• [GIVEN REQUEST]: In the listing below, how many lines contain the word "text"? Please respond with the number only.

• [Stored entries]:
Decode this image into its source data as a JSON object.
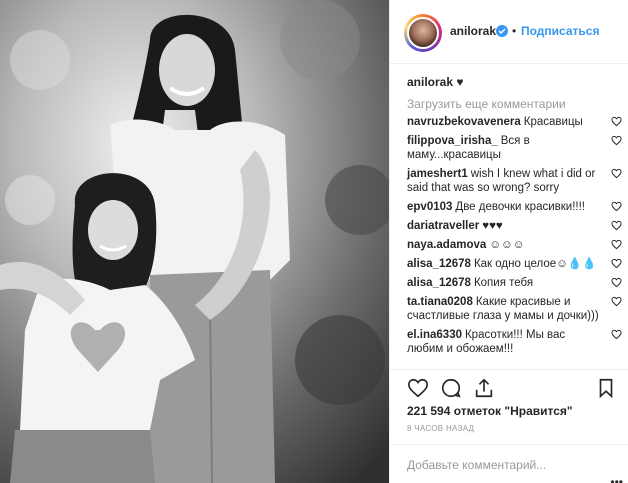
{
  "header": {
    "username": "anilorak",
    "separator": "•",
    "follow_label": "Подписаться"
  },
  "caption": {
    "username": "anilorak",
    "text": "♥"
  },
  "load_more": "Загрузить еще комментарии",
  "comments": [
    {
      "user": "navruzbekovavenera",
      "text": "Красавицы"
    },
    {
      "user": "filippova_irisha_",
      "text": "Вся в маму...красавицы"
    },
    {
      "user": "jameshert1",
      "text": "wish I knew what i did or said that was so wrong? sorry"
    },
    {
      "user": "epv0103",
      "text": "Две девочки красивки!!!!"
    },
    {
      "user": "dariatraveller",
      "text": "♥♥♥"
    },
    {
      "user": "naya.adamova",
      "text": "☺☺☺"
    },
    {
      "user": "alisa_12678",
      "text": "Как одно целое☺💧💧"
    },
    {
      "user": "alisa_12678",
      "text": "Копия тебя"
    },
    {
      "user": "ta.tiana0208",
      "text": "Какие красивые и счастливые глаза у мамы и дочки)))"
    },
    {
      "user": "el.ina6330",
      "text": "Красотки!!! Мы вас любим и обожаем!!!"
    }
  ],
  "likes": "221 594 отметок \"Нравится\"",
  "time": "8 ЧАСОВ НАЗАД",
  "add_comment_placeholder": "Добавьте комментарий...",
  "more_dots": "•••",
  "icons": {
    "like": "heart-outline-icon",
    "comment": "speech-bubble-icon",
    "share": "share-arrow-icon",
    "save": "bookmark-icon",
    "verified": "verified-badge-icon"
  },
  "colors": {
    "link_blue": "#3897f0",
    "muted": "#999999",
    "text": "#262626",
    "border": "#efefef"
  }
}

• [ANSWER BELOW]: 12